• **YOUR TASK**
Sort through the data and copy the lines holding the word "marker".

• **DATA EXTRACT**
/---
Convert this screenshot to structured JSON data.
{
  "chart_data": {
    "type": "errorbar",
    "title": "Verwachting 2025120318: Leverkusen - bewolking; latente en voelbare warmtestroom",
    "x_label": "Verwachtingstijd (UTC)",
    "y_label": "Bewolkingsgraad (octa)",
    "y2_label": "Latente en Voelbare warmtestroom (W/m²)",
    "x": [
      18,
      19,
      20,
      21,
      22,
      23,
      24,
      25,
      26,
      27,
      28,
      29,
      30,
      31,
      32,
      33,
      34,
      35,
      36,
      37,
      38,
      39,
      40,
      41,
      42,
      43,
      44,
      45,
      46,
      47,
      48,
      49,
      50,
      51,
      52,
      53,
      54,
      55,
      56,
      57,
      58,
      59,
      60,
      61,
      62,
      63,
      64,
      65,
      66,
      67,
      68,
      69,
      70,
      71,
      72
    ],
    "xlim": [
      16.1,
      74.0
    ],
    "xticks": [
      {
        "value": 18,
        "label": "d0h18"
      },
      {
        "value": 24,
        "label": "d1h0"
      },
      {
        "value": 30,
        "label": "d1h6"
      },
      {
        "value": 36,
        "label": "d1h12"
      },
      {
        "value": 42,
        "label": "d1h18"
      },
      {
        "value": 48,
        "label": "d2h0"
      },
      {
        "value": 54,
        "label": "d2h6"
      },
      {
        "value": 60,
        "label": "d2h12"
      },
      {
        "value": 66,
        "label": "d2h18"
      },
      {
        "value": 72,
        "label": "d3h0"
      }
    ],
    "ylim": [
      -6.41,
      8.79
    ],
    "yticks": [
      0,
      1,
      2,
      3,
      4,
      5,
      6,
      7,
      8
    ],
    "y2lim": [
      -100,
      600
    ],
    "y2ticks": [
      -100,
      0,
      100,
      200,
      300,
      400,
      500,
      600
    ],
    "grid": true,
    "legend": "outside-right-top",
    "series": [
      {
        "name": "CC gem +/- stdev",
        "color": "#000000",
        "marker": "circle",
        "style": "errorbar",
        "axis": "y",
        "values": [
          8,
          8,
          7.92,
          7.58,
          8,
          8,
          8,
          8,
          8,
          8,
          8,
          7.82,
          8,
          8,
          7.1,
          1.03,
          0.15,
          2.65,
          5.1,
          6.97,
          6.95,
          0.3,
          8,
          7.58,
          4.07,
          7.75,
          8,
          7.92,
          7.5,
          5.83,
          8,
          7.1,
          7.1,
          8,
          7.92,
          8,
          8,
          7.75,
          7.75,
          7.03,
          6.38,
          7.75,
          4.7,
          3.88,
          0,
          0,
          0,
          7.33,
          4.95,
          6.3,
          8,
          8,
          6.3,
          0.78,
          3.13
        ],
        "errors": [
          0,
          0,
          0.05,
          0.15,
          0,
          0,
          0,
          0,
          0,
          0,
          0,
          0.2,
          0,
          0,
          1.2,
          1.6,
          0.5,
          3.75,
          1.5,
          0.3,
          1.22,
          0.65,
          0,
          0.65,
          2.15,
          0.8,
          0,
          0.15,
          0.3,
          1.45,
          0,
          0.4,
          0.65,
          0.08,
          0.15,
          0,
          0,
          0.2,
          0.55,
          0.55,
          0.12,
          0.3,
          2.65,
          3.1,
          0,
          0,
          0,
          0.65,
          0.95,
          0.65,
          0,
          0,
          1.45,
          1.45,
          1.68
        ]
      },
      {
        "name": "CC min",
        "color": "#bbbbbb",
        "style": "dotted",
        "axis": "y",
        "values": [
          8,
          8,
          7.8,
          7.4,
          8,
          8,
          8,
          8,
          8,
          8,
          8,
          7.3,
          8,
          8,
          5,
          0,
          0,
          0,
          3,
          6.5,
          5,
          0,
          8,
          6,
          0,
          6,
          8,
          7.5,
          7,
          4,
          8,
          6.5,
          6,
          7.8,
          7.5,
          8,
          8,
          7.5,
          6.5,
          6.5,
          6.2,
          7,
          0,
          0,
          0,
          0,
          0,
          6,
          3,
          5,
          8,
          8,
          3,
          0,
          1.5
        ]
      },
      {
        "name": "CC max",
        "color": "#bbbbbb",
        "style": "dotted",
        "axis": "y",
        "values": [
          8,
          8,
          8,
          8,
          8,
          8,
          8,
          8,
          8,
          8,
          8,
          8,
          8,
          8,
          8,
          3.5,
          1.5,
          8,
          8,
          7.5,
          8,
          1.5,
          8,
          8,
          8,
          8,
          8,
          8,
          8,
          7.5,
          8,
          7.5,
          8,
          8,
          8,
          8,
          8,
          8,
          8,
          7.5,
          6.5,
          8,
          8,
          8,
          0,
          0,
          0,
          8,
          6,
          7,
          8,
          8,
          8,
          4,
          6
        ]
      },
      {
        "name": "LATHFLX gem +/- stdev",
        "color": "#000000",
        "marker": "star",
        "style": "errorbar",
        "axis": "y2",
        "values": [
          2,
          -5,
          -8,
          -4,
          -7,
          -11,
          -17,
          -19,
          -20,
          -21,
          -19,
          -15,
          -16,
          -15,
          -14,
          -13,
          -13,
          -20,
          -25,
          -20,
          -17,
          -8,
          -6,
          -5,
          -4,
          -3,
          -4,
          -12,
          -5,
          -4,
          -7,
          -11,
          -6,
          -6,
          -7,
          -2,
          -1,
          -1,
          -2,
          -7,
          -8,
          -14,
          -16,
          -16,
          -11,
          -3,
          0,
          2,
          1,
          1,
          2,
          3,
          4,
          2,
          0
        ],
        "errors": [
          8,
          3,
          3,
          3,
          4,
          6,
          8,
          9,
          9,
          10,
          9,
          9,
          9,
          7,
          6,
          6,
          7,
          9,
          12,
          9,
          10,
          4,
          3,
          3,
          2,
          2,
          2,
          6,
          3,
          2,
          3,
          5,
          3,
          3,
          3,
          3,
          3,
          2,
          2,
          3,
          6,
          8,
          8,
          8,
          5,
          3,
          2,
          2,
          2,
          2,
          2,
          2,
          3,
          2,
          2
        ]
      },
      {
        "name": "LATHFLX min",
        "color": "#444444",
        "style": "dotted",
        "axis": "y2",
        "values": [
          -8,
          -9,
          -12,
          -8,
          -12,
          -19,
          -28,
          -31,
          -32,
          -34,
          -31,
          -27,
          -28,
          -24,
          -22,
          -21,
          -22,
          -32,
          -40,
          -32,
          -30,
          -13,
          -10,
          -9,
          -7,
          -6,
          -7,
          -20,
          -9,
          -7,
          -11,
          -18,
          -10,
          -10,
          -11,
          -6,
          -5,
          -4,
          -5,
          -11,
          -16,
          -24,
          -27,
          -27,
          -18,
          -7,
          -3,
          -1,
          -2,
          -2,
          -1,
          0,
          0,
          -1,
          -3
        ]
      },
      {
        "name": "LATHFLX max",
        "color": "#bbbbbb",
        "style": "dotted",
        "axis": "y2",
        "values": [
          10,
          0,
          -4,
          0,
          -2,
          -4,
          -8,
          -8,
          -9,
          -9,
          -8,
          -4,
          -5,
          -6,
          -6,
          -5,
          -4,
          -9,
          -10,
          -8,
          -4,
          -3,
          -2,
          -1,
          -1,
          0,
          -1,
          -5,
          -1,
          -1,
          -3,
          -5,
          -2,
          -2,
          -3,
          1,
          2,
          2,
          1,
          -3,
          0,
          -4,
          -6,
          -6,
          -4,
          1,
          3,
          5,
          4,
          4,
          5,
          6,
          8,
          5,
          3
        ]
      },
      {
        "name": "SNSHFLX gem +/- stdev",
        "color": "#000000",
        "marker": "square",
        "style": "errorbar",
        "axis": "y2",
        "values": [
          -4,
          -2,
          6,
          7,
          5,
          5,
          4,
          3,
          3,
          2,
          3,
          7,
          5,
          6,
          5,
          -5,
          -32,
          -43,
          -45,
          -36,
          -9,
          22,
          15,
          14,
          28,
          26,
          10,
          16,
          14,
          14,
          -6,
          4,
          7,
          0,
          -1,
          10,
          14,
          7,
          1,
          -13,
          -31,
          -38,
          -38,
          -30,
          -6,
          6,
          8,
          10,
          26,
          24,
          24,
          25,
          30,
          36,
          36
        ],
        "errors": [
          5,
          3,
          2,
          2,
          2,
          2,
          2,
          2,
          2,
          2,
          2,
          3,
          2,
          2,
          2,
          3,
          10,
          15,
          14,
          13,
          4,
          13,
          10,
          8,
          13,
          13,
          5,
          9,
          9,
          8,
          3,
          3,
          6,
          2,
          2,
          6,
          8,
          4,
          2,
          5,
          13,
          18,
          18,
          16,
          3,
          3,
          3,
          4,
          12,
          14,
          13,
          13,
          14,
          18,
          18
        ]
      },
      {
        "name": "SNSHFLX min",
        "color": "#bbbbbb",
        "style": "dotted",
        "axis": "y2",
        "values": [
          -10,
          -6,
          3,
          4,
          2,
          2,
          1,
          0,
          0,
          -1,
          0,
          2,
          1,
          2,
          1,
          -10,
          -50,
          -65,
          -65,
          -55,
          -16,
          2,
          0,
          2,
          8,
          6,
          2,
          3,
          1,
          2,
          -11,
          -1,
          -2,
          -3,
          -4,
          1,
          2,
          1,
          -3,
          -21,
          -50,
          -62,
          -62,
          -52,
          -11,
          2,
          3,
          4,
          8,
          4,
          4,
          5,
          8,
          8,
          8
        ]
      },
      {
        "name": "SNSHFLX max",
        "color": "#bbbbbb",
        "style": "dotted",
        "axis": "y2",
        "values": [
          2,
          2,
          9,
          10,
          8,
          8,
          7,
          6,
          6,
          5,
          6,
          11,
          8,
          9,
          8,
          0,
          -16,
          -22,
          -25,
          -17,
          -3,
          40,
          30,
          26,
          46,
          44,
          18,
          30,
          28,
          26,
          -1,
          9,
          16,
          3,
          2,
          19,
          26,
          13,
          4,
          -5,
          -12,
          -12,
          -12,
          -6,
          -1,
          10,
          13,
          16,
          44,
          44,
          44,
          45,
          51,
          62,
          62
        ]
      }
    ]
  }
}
\---
• **ANSWER TO THIS EXERCISE**
        "marker": "circle",
        "marker": "star",
        "marker": "square",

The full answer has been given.